___ Document excerpt ___

Tag Archives: unmoved mover

Paradiso Canto 1: The Still Point of the Turning World

How to begin, when any beginning would be a failure.

How to speak, when any speech would be inadequate.

How to do justice to the place that is no place, only a shadow of the light that gives it any reality in the realm of sense.

A humble blogger (do I speak for us all?) calls upon powers greater than himself. Longfellow, Sayers, Pinsky. Alighieri.

And so we enter the realm of paradox, where punctuation will be convoluted, questions will become statements, reality will be folded into itself and human consciousness will be twisted – or I should say untwisted – so that what seemed unnatural will make perfect sense, in the ultimate discovery of the nature of that which powers the universe: love.

Hey, hell was easy: it’s literally stuck to the ground, too vivid, too sensical in its nonsense. Purgatory is the place where we rejigger our senses, where we forget in order to remember, and begin with a clean slate, a second infancy. Here we’re dealing with the opposite stuff: the place beyond sense altogether, which we can only get to through our senses. The place beyond words, which can only be apprehended in words, the parlance of human consciousness. (Stuff modern neuroscience is still trying to figure out). How speak trans-human change to human sense? (1:69)

I guess as good a place to begin as any is here: at the beginning. The very first line of this third Canticle indicates the source of its meaning:

The glory of Him who moves all things rays forth
through all the universe and is reflected
from each thing in proportion to its worth
(Canto 1:1,2)

As I think of this beginning, I can’t not think of another poem I have been studying the past couple weeks with a small band of pilgrims at the church I serve: Eliot’s Four Quartets. (Our own John Timpane is doing the heavy lifting as teacher of the class). The reference here in Canto 1:1 is to a popular concept in the medieval Thomistic theology, borrowed from Aristotle, from which he’ll be borrowing heavily: the unmoved mover, which gives the whole universe motion, that “still point of the turning world” from which all things ray forth, and which at the same time is centered in our own consciousness. Seems to me that there’s even more Dante in Eliot than I had ever realized.

___

Continue the commentary on Paradiso Canto 1 from the point where it stops, beginning after its final sentence.

___ Dataset entries ___

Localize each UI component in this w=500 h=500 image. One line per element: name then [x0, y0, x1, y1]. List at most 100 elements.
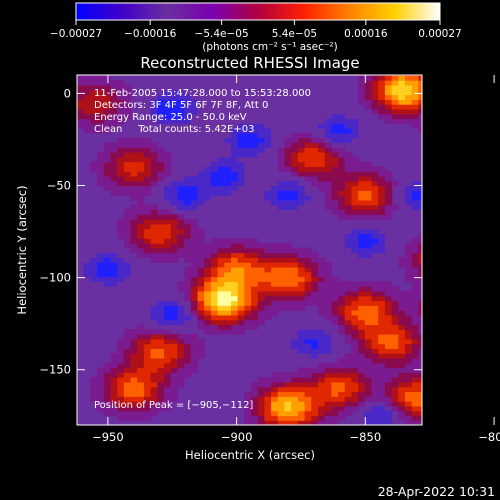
heatmap-cell: [230, 142, 239, 148]
heatmap-cell: [184, 353, 192, 359]
heatmap-cell: [411, 295, 419, 302]
heatmap-cell: [378, 94, 386, 100]
heatmap-cell: [164, 219, 172, 225]
heatmap-cell: [297, 142, 306, 148]
heatmap-cell: [384, 334, 393, 340]
heatmap-cell: [137, 219, 145, 225]
heatmap-cell: [150, 314, 158, 321]
heatmap-cell: [177, 104, 185, 110]
heatmap-cell: [391, 343, 399, 349]
heatmap-cell: [331, 286, 339, 292]
heatmap-cell: [164, 152, 172, 158]
heatmap-cell: [324, 353, 332, 359]
heatmap-cell: [224, 180, 232, 187]
heatmap-cell: [284, 199, 292, 206]
heatmap-cell: [117, 343, 125, 349]
heatmap-cell: [351, 377, 359, 383]
heatmap-cell: [271, 209, 279, 215]
heatmap-cell: [143, 348, 152, 354]
heatmap-cell: [184, 94, 192, 100]
heatmap-cell: [297, 266, 306, 273]
heatmap-cell: [103, 118, 112, 124]
heatmap-cell: [284, 204, 292, 211]
heatmap-cell: [103, 377, 112, 383]
heatmap-cell: [358, 329, 366, 335]
heatmap-cell: [324, 262, 332, 268]
heatmap-cell: [257, 391, 266, 397]
heatmap-cell: [217, 281, 225, 287]
heatmap-cell: [358, 190, 366, 196]
heatmap-cell: [244, 238, 252, 244]
heatmap-cell: [157, 329, 165, 335]
heatmap-cell: [405, 310, 413, 316]
heatmap-cell: [143, 381, 152, 388]
heatmap-cell: [164, 334, 172, 340]
heatmap-cell: [344, 401, 353, 407]
heatmap-cell: [157, 381, 165, 388]
heatmap-cell: [210, 156, 219, 163]
heatmap-cell: [224, 281, 232, 287]
heatmap-cell: [164, 128, 172, 134]
heatmap-cell: [411, 195, 419, 201]
heatmap-cell: [378, 377, 386, 383]
heatmap-cell: [371, 247, 379, 254]
heatmap-cell: [271, 415, 279, 421]
heatmap-cell: [384, 204, 393, 211]
heatmap-cell: [364, 410, 373, 417]
heatmap-cell: [418, 324, 422, 330]
heatmap-cell: [204, 195, 212, 201]
timestamp: 28-Apr-2022 10:31: [378, 484, 495, 499]
heatmap-cell: [210, 262, 219, 268]
heatmap-cell: [384, 314, 393, 321]
heatmap-cell: [284, 286, 292, 292]
heatmap-cell: [284, 209, 292, 215]
heatmap-cell: [304, 405, 312, 412]
heatmap-cell: [344, 118, 353, 124]
heatmap-cell: [97, 84, 105, 91]
heatmap-cell: [137, 348, 145, 354]
heatmap-cell: [143, 219, 152, 225]
heatmap-cell: [217, 324, 225, 330]
heatmap-cell: [143, 137, 152, 144]
heatmap-cell: [170, 367, 179, 373]
heatmap-cell: [371, 343, 379, 349]
heatmap-cell: [418, 372, 422, 378]
heatmap-cell: [230, 247, 239, 254]
heatmap-cell: [164, 156, 172, 163]
heatmap-cell: [344, 353, 353, 359]
heatmap-cell: [170, 228, 179, 235]
heatmap-cell: [418, 238, 422, 244]
heatmap-cell: [304, 204, 312, 211]
heatmap-cell: [123, 381, 132, 388]
heatmap-cell: [398, 75, 406, 81]
heatmap-cell: [378, 175, 386, 182]
heatmap-cell: [123, 367, 132, 373]
heatmap-cell: [405, 362, 413, 369]
heatmap-cell: [257, 405, 266, 412]
heatmap-cell: [398, 381, 406, 388]
heatmap-cell: [103, 262, 112, 268]
heatmap-cell: [384, 195, 393, 201]
heatmap-cell: [197, 300, 205, 306]
heatmap-cell: [143, 362, 152, 369]
heatmap-cell: [344, 175, 353, 182]
heatmap-cell: [324, 147, 332, 153]
info-detectors: Detectors: 3F 4F 5F 6F 7F 8F, Att 0: [94, 100, 268, 111]
heatmap-cell: [150, 209, 158, 215]
heatmap-cell: [317, 266, 326, 273]
heatmap-cell: [338, 300, 346, 306]
heatmap-cell: [123, 190, 132, 196]
heatmap-cell: [123, 238, 132, 244]
heatmap-cell: [237, 290, 245, 297]
heatmap-cell: [157, 362, 165, 369]
heatmap-cell: [123, 257, 132, 263]
heatmap-cell: [237, 147, 245, 153]
heatmap-cell: [77, 113, 85, 120]
heatmap-cell: [291, 156, 299, 163]
heatmap-cell: [257, 132, 266, 139]
heatmap-cell: [351, 252, 359, 258]
heatmap-cell: [197, 209, 205, 215]
heatmap-cell: [117, 396, 125, 402]
heatmap-cell: [244, 314, 252, 321]
heatmap-cell: [344, 252, 353, 258]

___

» **The output**:
Erhebung has everything to do with it. Using aesthetics, the beautiful, to represent, to reflect the good, in the impossible task of expressing it. “Ennobling elevation beyond the senses.” At the still point of the turning world, there is the dance that Dante will find, his love by his side.

So, as we begin, let’s sift out a few themes (just a few among so many) that are so very distinct in this Canto, and give us very concrete clues about what Dante will be up to in this final section of his masterwork.

Dante calls upon not just the muses (as he does at the very beginning of the whole enterprise), but this time upon Apollo, the master of the Muses. And not just him – but all his minions. Why not call on God himself, one might wonder? Ah – a clue. Apollo, the pinnacle of the pagan pantheon (sorry), a provisional figure to bear witness to the ultimate revelation which comes after him. Fitting indeed to inspire what can only be a provisional description of what cannot be described.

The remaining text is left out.